** START OF Provided records **
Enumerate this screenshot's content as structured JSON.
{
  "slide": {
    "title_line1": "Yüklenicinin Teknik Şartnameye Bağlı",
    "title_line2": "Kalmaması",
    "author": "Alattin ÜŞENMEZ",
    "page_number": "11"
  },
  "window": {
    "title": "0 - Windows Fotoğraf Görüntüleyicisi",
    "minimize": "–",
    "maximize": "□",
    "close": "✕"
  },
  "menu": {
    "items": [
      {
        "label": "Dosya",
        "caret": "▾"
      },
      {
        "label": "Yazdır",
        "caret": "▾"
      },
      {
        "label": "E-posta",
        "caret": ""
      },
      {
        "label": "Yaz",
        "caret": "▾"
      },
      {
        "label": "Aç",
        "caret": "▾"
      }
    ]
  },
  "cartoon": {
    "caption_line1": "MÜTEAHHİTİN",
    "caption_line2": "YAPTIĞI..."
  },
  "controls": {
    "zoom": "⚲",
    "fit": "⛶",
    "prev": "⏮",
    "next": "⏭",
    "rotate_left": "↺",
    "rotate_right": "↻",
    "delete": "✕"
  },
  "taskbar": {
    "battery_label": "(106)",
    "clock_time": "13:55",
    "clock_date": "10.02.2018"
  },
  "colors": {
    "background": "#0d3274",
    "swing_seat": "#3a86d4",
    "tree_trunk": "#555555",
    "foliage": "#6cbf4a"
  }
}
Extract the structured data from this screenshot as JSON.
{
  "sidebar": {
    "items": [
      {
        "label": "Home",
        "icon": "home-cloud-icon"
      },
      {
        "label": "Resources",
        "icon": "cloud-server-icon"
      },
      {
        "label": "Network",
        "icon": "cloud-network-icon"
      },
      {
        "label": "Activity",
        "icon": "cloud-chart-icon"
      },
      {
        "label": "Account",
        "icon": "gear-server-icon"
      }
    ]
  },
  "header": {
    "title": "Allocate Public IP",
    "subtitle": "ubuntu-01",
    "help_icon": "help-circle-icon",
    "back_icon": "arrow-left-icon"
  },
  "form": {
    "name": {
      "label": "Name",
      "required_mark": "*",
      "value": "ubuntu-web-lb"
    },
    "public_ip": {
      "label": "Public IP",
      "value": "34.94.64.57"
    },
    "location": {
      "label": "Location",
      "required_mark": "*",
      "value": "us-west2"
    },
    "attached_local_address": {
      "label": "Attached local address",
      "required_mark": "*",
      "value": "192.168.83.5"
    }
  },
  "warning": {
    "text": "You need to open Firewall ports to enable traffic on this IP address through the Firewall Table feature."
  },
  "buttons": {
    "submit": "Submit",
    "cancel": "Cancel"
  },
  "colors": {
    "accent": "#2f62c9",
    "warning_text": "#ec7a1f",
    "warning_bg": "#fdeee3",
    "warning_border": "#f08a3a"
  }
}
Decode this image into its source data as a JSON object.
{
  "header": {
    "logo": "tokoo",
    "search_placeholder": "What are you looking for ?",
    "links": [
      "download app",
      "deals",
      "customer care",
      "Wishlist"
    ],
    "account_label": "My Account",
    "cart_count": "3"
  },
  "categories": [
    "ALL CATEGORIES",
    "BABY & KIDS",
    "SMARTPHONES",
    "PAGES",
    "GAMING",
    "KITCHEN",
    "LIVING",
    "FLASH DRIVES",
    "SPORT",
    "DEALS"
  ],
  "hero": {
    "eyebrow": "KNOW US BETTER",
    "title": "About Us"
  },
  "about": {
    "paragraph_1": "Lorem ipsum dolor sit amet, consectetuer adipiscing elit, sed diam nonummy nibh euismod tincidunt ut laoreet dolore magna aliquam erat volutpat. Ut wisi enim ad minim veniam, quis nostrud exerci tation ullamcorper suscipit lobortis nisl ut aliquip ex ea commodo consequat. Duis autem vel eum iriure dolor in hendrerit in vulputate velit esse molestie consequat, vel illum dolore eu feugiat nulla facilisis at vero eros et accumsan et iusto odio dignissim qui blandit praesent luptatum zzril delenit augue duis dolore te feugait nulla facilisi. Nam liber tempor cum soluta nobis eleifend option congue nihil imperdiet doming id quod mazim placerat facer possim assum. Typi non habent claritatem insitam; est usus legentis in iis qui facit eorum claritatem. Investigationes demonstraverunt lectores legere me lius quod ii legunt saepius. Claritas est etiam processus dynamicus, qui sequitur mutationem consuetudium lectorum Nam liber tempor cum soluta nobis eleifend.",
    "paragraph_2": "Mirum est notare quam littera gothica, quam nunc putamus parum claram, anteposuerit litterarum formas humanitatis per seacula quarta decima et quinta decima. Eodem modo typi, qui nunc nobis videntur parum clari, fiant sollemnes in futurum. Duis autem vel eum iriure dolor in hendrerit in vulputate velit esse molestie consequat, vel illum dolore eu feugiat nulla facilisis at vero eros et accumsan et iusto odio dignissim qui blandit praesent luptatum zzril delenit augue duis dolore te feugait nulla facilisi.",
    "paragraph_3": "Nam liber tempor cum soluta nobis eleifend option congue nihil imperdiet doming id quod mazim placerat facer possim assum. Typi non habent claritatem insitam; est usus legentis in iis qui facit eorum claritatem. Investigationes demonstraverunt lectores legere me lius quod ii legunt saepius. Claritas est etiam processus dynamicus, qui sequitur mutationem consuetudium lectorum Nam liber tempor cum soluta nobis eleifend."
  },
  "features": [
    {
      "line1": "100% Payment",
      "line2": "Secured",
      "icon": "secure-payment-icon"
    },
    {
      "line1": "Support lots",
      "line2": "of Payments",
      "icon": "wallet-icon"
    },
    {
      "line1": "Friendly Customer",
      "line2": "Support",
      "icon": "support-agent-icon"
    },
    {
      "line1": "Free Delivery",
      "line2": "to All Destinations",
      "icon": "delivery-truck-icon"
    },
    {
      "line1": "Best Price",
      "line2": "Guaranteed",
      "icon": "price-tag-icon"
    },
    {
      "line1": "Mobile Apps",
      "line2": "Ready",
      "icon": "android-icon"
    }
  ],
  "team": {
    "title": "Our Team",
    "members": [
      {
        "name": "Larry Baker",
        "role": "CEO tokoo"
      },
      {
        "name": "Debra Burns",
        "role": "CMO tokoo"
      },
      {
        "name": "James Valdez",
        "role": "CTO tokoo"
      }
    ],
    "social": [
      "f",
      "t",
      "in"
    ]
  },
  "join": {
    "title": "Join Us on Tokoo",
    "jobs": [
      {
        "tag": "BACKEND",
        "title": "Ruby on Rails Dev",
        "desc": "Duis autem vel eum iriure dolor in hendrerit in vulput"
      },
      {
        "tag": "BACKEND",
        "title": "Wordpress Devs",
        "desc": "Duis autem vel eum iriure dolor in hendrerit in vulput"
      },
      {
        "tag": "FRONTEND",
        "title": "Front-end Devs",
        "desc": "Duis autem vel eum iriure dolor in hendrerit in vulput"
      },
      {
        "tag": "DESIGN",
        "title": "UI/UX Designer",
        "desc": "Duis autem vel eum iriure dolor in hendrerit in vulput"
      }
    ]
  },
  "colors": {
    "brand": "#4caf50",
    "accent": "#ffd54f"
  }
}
** END OF Provided records **
Transcribe each entry exactly.

Answer for the task =
Enumerate this screenshot's content as structured JSON.
{
  "slide": {
    "title_line1": "Yüklenicinin Teknik Şartnameye Bağlı",
    "title_line2": "Kalmaması",
    "author": "Alattin ÜŞENMEZ",
    "page_number": "11"
  },
  "window": {
    "title": "0 - Windows Fotoğraf Görüntüleyicisi",
    "minimize": "–",
    "maximize": "□",
    "close": "✕"
  },
  "menu": {
    "items": [
      {
        "label": "Dosya",
        "caret": "▾"
      },
      {
        "label": "Yazdır",
        "caret": "▾"
      },
      {
        "label": "E-posta",
        "caret": ""
      },
      {
        "label": "Yaz",
        "caret": "▾"
      },
      {
        "label": "Aç",
        "caret": "▾"
      }
    ]
  },
  "cartoon": {
    "caption_line1": "MÜTEAHHİTİN",
    "caption_line2": "YAPTIĞI..."
  },
  "controls": {
    "zoom": "⚲",
    "fit": "⛶",
    "prev": "⏮",
    "next": "⏭",
    "rotate_left": "↺",
    "rotate_right": "↻",
    "delete": "✕"
  },
  "taskbar": {
    "battery_label": "(106)",
    "clock_time": "13:55",
    "clock_date": "10.02.2018"
  },
  "colors": {
    "background": "#0d3274",
    "swing_seat": "#3a86d4",
    "tree_trunk": "#555555",
    "foliage": "#6cbf4a"
  }
}
Extract the structured data from this screenshot as JSON.
{
  "sidebar": {
    "items": [
      {
        "label": "Home",
        "icon": "home-cloud-icon"
      },
      {
        "label": "Resources",
        "icon": "cloud-server-icon"
      },
      {
        "label": "Network",
        "icon": "cloud-network-icon"
      },
      {
        "label": "Activity",
        "icon": "cloud-chart-icon"
      },
      {
        "label": "Account",
        "icon": "gear-server-icon"
      }
    ]
  },
  "header": {
    "title": "Allocate Public IP",
    "subtitle": "ubuntu-01",
    "help_icon": "help-circle-icon",
    "back_icon": "arrow-left-icon"
  },
  "form": {
    "name": {
      "label": "Name",
      "required_mark": "*",
      "value": "ubuntu-web-lb"
    },
    "public_ip": {
      "label": "Public IP",
      "value": "34.94.64.57"
    },
    "location": {
      "label": "Location",
      "required_mark": "*",
      "value": "us-west2"
    },
    "attached_local_address": {
      "label": "Attached local address",
      "required_mark": "*",
      "value": "192.168.83.5"
    }
  },
  "warning": {
    "text": "You need to open Firewall ports to enable traffic on this IP address through the Firewall Table feature."
  },
  "buttons": {
    "submit": "Submit",
    "cancel": "Cancel"
  },
  "colors": {
    "accent": "#2f62c9",
    "warning_text": "#ec7a1f",
    "warning_bg": "#fdeee3",
    "warning_border": "#f08a3a"
  }
}
Decode this image into its source data as a JSON object.
{
  "header": {
    "logo": "tokoo",
    "search_placeholder": "What are you looking for ?",
    "links": [
      "download app",
      "deals",
      "customer care",
      "Wishlist"
    ],
    "account_label": "My Account",
    "cart_count": "3"
  },
  "categories": [
    "ALL CATEGORIES",
    "BABY & KIDS",
    "SMARTPHONES",
    "PAGES",
    "GAMING",
    "KITCHEN",
    "LIVING",
    "FLASH DRIVES",
    "SPORT",
    "DEALS"
  ],
  "hero": {
    "eyebrow": "KNOW US BETTER",
    "title": "About Us"
  },
  "about": {
    "paragraph_1": "Lorem ipsum dolor sit amet, consectetuer adipiscing elit, sed diam nonummy nibh euismod tincidunt ut laoreet dolore magna aliquam erat volutpat. Ut wisi enim ad minim veniam, quis nostrud exerci tation ullamcorper suscipit lobortis nisl ut aliquip ex ea commodo consequat. Duis autem vel eum iriure dolor in hendrerit in vulputate velit esse molestie consequat, vel illum dolore eu feugiat nulla facilisis at vero eros et accumsan et iusto odio dignissim qui blandit praesent luptatum zzril delenit augue duis dolore te feugait nulla facilisi. Nam liber tempor cum soluta nobis eleifend option congue nihil imperdiet doming id quod mazim placerat facer possim assum. Typi non habent claritatem insitam; est usus legentis in iis qui facit eorum claritatem. Investigationes demonstraverunt lectores legere me lius quod ii legunt saepius. Claritas est etiam processus dynamicus, qui sequitur mutationem consuetudium lectorum Nam liber tempor cum soluta nobis eleifend.",
    "paragraph_2": "Mirum est notare quam littera gothica, quam nunc putamus parum claram, anteposuerit litterarum formas humanitatis per seacula quarta decima et quinta decima. Eodem modo typi, qui nunc nobis videntur parum clari, fiant sollemnes in futurum. Duis autem vel eum iriure dolor in hendrerit in vulputate velit esse molestie consequat, vel illum dolore eu feugiat nulla facilisis at vero eros et accumsan et iusto odio dignissim qui blandit praesent luptatum zzril delenit augue duis dolore te feugait nulla facilisi.",
    "paragraph_3": "Nam liber tempor cum soluta nobis eleifend option congue nihil imperdiet doming id quod mazim placerat facer possim assum. Typi non habent claritatem insitam; est usus legentis in iis qui facit eorum claritatem. Investigationes demonstraverunt lectores legere me lius quod ii legunt saepius. Claritas est etiam processus dynamicus, qui sequitur mutationem consuetudium lectorum Nam liber tempor cum soluta nobis eleifend."
  },
  "features": [
    {
      "line1": "100% Payment",
      "line2": "Secured",
      "icon": "secure-payment-icon"
    },
    {
      "line1": "Support lots",
      "line2": "of Payments",
      "icon": "wallet-icon"
    },
    {
      "line1": "Friendly Customer",
      "line2": "Support",
      "icon": "support-agent-icon"
    },
    {
      "line1": "Free Delivery",
      "line2": "to All Destinations",
      "icon": "delivery-truck-icon"
    },
    {
      "line1": "Best Price",
      "line2": "Guaranteed",
      "icon": "price-tag-icon"
    },
    {
      "line1": "Mobile Apps",
      "line2": "Ready",
      "icon": "android-icon"
    }
  ],
  "team": {
    "title": "Our Team",
    "members": [
      {
        "name": "Larry Baker",
        "role": "CEO tokoo"
      },
      {
        "name": "Debra Burns",
        "role": "CMO tokoo"
      },
      {
        "name": "James Valdez",
        "role": "CTO tokoo"
      }
    ],
    "social": [
      "f",
      "t",
      "in"
    ]
  },
  "join": {
    "title": "Join Us on Tokoo",
    "jobs": [
      {
        "tag": "BACKEND",
        "title": "Ruby on Rails Dev",
        "desc": "Duis autem vel eum iriure dolor in hendrerit in vulput"
      },
      {
        "tag": "BACKEND",
        "title": "Wordpress Devs",
        "desc": "Duis autem vel eum iriure dolor in hendrerit in vulput"
      },
      {
        "tag": "FRONTEND",
        "title": "Front-end Devs",
        "desc": "Duis autem vel eum iriure dolor in hendrerit in vulput"
      },
      {
        "tag": "DESIGN",
        "title": "UI/UX Designer",
        "desc": "Duis autem vel eum iriure dolor in hendrerit in vulput"
      }
    ]
  },
  "colors": {
    "brand": "#4caf50",
    "accent": "#ffd54f"
  }
}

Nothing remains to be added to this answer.